» **WORK TO BE COMPLETED**
Each line of the data that includes the string "JSON" is to be copied out.

» **DATASET ENTRIES**
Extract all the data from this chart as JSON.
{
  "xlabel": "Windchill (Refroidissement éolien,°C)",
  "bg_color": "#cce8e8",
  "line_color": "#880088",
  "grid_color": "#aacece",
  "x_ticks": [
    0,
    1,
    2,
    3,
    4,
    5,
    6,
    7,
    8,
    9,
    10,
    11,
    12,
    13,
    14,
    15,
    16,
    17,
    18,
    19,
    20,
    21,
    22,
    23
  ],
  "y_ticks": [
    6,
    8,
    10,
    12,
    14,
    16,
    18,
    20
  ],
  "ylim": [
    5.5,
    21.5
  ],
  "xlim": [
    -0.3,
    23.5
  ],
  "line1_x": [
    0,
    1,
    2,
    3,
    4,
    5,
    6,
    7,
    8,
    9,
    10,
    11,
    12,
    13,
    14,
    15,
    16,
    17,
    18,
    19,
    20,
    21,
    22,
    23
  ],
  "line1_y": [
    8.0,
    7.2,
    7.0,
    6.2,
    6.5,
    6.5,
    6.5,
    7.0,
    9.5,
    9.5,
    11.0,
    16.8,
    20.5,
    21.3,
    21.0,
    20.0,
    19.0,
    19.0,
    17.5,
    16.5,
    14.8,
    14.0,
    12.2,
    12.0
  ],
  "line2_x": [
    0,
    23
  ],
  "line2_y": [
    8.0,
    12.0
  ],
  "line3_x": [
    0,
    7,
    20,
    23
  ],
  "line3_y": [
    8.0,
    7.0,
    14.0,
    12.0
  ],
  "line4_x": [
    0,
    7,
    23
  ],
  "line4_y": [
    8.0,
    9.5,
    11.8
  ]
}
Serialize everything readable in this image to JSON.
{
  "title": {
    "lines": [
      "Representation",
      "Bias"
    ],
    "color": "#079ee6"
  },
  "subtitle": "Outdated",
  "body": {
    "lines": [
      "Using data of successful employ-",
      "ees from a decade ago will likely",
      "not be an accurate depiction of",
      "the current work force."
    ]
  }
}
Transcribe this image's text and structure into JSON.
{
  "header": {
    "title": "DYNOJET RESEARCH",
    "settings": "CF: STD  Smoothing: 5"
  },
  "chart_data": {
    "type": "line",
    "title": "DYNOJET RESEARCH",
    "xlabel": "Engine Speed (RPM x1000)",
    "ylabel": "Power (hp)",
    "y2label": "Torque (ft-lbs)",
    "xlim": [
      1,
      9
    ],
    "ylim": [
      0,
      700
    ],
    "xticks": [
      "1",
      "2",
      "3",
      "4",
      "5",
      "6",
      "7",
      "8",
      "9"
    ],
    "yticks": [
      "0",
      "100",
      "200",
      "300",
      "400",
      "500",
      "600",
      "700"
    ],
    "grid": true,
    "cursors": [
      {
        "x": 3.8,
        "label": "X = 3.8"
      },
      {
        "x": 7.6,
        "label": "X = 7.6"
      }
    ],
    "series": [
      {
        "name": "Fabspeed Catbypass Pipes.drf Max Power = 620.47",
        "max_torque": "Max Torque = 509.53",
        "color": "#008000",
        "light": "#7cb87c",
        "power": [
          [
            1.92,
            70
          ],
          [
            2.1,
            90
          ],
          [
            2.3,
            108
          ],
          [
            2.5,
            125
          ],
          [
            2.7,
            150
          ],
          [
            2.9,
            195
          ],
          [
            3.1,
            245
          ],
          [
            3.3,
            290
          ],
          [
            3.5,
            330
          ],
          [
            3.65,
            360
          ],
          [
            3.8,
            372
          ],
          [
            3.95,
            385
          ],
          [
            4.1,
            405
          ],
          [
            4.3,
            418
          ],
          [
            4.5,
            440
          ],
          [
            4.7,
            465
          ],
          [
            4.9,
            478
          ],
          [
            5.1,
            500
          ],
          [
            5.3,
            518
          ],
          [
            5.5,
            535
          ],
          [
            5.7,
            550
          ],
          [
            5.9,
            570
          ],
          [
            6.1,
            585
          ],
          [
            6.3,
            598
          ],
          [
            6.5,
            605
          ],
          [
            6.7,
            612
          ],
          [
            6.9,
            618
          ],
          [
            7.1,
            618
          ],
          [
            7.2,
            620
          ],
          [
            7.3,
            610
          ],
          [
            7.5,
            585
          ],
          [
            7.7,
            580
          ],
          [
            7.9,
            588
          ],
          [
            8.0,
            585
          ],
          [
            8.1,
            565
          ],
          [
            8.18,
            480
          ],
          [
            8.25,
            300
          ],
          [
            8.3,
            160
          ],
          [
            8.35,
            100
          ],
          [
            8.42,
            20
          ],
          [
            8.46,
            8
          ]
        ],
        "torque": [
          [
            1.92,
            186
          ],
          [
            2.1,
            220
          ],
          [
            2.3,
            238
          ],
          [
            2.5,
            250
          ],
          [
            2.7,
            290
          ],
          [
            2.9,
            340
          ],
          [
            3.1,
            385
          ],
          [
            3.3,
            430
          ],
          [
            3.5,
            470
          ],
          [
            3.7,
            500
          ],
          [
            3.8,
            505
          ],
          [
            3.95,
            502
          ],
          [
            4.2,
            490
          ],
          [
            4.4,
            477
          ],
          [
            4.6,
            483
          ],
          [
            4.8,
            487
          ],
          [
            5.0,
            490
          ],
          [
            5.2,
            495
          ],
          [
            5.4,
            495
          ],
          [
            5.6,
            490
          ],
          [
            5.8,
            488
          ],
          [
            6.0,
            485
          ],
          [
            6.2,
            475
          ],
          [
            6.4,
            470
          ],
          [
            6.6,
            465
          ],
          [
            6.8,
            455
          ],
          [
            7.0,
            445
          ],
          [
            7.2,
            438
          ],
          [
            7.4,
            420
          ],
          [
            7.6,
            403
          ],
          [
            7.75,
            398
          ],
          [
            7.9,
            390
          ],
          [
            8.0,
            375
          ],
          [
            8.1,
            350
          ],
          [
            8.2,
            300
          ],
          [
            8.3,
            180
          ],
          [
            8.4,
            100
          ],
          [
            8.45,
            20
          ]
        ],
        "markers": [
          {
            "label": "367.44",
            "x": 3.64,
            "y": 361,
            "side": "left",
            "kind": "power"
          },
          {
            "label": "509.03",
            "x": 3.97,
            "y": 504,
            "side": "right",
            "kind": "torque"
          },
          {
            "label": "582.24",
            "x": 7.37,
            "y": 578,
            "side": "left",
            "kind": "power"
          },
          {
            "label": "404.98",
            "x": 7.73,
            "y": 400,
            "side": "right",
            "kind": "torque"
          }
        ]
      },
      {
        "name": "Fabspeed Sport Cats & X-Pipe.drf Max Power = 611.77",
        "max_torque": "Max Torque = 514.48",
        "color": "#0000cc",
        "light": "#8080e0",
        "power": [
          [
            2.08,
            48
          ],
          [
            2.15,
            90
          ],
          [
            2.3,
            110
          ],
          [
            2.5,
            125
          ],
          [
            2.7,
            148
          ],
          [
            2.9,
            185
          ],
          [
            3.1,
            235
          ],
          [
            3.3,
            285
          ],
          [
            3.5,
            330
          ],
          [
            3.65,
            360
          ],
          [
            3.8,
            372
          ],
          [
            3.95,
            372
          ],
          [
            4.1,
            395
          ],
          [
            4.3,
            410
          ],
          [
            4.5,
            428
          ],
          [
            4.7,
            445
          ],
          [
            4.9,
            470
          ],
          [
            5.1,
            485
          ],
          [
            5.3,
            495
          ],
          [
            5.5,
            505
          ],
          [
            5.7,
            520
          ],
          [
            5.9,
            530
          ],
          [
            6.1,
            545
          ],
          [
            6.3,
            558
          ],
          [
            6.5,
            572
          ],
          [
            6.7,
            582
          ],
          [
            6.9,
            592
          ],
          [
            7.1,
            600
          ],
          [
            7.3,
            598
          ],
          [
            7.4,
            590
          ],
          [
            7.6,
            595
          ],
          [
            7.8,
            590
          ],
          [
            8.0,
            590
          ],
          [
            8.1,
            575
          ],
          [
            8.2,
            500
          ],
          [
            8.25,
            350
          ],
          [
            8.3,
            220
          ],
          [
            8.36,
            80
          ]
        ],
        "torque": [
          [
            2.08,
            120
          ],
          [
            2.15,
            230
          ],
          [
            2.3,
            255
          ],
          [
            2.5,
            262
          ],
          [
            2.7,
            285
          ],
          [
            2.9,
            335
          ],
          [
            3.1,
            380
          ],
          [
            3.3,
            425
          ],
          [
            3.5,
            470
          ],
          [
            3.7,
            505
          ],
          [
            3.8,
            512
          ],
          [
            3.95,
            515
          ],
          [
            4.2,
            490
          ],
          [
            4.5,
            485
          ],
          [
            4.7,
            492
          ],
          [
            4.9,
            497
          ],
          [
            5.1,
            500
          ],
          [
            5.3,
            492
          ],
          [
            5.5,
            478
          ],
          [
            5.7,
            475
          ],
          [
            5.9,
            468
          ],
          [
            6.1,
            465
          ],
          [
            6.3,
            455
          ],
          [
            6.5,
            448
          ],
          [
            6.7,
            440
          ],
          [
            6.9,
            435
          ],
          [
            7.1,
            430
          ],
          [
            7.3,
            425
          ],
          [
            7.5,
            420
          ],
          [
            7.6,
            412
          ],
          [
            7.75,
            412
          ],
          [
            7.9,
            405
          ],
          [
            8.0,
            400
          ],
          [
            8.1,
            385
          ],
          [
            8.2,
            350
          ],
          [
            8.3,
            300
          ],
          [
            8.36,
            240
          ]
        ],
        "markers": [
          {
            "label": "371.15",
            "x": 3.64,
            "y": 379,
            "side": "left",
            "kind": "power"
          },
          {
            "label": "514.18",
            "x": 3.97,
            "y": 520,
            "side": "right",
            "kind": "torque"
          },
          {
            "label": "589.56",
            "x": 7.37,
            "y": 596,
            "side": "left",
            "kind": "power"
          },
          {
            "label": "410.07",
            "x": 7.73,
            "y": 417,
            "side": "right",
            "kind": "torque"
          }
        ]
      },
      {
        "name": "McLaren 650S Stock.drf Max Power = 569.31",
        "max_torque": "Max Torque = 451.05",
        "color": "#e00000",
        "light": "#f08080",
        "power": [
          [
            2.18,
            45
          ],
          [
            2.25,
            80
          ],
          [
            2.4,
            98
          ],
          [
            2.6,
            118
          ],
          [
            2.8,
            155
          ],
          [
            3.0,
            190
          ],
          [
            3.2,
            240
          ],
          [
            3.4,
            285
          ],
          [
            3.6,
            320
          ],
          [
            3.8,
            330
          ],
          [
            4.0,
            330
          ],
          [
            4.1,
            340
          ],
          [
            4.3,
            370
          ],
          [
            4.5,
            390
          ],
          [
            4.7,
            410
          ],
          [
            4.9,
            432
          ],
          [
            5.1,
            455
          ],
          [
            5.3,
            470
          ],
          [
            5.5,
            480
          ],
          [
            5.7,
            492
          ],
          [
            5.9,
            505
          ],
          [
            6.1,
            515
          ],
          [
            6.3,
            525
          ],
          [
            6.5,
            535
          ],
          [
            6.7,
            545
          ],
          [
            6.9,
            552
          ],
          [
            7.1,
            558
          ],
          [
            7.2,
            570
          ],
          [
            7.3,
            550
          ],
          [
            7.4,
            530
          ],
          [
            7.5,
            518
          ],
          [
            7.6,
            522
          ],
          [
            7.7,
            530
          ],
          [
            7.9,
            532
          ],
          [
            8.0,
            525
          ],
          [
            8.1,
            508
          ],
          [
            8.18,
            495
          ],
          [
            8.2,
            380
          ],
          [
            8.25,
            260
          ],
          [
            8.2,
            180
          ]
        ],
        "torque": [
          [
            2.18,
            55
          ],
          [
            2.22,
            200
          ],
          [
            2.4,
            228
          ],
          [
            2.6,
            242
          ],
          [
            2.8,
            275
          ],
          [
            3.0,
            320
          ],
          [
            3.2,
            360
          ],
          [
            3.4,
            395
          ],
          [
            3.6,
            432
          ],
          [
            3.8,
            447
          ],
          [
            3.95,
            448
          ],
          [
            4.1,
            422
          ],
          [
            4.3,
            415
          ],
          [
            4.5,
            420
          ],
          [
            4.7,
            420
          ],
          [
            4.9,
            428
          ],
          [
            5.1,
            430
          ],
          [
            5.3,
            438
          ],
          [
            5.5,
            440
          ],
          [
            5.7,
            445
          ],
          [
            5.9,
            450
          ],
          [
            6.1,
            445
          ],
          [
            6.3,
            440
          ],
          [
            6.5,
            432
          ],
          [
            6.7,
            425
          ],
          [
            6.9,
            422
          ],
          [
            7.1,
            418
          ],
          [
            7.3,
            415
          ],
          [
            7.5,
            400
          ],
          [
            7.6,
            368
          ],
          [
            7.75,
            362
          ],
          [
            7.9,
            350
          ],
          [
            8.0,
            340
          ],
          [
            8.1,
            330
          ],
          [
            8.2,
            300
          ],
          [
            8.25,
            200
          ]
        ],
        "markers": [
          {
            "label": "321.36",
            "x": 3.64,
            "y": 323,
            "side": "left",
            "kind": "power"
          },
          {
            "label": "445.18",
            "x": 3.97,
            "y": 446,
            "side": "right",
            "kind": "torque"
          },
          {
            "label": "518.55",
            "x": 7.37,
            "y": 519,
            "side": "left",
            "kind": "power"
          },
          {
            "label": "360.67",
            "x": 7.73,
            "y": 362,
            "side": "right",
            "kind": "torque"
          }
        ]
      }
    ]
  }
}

» **RESULT OF THIS TASK**
Extract all the data from this chart as JSON.
Serialize everything readable in this image to JSON.
Transcribe this image's text and structure into JSON.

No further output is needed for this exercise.